### Exercise brief:
Find every line in the records below that holds the word "Шевченко", and copy it out.

### Stored items:
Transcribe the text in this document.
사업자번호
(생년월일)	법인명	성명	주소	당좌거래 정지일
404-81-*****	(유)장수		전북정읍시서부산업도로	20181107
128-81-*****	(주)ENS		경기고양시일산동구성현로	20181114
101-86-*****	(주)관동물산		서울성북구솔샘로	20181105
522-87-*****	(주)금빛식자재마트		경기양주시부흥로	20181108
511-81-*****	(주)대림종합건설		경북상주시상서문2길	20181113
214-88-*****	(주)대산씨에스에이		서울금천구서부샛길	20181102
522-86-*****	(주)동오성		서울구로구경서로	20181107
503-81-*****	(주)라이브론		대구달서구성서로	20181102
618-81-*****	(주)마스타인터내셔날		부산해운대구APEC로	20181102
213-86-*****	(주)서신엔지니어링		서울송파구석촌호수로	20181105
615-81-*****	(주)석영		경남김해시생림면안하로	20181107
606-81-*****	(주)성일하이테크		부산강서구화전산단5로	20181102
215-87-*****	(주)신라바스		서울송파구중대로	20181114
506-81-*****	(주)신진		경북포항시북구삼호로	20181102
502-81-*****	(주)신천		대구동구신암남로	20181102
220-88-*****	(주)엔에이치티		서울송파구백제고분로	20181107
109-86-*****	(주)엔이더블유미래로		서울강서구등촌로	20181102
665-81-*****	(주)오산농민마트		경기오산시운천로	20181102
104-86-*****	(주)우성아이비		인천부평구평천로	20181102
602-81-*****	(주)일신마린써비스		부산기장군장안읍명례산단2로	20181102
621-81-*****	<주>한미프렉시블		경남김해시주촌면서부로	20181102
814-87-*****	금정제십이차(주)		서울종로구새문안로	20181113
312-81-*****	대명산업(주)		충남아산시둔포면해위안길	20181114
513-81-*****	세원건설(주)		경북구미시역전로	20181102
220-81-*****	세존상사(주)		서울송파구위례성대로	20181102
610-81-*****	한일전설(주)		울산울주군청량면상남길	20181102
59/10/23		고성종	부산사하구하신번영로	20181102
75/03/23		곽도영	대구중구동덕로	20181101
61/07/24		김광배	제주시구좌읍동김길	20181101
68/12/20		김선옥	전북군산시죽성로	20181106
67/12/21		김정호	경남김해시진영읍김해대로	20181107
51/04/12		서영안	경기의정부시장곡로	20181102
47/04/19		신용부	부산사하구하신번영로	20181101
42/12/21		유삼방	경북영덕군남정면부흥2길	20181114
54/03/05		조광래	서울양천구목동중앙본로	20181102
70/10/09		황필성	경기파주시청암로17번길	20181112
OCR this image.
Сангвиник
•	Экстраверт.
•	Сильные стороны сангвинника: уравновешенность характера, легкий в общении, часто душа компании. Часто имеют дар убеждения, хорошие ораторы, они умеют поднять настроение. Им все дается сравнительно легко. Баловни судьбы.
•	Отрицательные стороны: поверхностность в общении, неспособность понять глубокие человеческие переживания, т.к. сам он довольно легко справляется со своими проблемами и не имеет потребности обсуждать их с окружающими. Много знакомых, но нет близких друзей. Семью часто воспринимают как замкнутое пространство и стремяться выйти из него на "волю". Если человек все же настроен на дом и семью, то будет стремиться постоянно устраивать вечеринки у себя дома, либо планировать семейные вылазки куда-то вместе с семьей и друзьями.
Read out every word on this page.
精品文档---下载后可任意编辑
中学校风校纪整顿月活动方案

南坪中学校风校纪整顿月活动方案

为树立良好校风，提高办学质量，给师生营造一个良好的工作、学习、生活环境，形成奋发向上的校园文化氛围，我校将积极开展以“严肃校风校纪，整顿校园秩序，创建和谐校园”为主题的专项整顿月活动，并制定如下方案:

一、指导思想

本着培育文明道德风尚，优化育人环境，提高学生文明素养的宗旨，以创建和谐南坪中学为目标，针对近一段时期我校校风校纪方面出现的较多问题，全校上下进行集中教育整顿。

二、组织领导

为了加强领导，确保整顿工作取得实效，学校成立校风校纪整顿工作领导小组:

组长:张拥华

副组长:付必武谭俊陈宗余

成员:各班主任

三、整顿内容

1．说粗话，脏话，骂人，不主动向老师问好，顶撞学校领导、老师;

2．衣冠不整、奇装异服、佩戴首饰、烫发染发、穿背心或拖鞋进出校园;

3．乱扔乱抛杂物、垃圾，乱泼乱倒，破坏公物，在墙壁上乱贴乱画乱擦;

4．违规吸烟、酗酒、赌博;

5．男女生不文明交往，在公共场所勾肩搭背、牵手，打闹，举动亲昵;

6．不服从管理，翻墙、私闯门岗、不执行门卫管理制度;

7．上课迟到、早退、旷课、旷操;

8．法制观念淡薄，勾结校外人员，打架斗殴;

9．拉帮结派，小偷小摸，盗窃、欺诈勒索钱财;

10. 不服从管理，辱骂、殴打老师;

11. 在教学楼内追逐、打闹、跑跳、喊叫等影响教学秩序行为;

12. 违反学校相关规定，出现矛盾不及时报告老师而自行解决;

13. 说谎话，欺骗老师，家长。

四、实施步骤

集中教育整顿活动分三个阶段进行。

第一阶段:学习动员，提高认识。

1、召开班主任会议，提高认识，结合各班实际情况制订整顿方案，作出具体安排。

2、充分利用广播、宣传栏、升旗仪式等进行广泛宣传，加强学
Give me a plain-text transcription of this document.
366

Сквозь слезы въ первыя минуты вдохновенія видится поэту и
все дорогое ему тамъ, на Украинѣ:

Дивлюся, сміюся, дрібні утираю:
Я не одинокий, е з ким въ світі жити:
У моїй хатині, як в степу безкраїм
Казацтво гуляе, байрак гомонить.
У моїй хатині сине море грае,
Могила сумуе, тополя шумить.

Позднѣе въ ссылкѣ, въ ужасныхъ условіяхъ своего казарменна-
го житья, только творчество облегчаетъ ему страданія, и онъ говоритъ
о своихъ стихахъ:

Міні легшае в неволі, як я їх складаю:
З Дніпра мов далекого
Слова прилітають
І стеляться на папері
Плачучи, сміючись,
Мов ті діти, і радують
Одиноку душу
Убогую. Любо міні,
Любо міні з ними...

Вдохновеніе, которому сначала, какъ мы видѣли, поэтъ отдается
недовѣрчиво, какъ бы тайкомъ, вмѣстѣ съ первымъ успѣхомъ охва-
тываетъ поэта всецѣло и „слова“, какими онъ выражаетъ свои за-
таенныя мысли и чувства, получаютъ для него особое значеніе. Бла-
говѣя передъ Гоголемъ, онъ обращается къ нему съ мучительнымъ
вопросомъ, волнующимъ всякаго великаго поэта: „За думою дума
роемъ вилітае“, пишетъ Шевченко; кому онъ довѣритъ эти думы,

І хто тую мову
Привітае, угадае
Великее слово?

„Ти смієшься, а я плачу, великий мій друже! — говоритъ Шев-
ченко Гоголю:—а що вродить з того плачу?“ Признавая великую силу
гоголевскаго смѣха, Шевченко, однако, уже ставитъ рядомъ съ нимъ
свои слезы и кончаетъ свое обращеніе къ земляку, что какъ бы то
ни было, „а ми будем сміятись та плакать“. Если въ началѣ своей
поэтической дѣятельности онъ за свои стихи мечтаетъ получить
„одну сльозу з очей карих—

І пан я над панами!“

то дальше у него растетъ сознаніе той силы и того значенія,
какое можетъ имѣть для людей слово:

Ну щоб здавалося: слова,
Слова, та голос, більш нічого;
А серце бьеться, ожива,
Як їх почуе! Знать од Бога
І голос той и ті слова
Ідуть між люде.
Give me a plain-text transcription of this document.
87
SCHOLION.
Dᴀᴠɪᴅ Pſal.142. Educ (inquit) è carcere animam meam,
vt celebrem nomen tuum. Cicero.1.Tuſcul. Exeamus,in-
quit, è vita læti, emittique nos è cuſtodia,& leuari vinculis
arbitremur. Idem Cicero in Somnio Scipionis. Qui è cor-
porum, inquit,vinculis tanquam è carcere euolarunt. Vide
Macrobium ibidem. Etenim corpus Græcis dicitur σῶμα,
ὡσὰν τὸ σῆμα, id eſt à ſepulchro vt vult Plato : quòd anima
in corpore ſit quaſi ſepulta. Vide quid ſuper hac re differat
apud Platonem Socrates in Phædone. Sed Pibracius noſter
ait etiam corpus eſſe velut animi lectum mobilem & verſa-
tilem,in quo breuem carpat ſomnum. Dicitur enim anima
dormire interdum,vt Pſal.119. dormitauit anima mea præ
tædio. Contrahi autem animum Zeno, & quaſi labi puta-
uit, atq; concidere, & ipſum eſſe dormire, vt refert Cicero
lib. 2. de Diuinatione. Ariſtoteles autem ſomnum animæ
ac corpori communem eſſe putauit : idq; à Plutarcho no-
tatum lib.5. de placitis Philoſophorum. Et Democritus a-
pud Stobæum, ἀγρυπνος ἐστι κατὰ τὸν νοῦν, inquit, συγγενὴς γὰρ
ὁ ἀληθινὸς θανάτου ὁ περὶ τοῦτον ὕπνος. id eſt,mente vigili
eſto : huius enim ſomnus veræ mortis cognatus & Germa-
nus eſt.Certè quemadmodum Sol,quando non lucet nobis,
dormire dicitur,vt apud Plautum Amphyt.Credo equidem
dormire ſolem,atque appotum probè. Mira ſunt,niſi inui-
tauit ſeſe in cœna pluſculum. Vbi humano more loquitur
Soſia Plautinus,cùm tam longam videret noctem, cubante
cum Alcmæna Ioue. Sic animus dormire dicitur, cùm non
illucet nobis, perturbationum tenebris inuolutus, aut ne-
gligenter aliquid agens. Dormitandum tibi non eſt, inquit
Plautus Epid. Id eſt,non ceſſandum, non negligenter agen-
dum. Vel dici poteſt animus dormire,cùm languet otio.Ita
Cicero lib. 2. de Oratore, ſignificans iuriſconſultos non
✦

### Task answer:
роемъ вилітае“, пишетъ Шевченко; кому онъ довѣритъ эти думы,
гоголевскаго смѣха, Шевченко, однако, уже ставитъ рядомъ съ нимъ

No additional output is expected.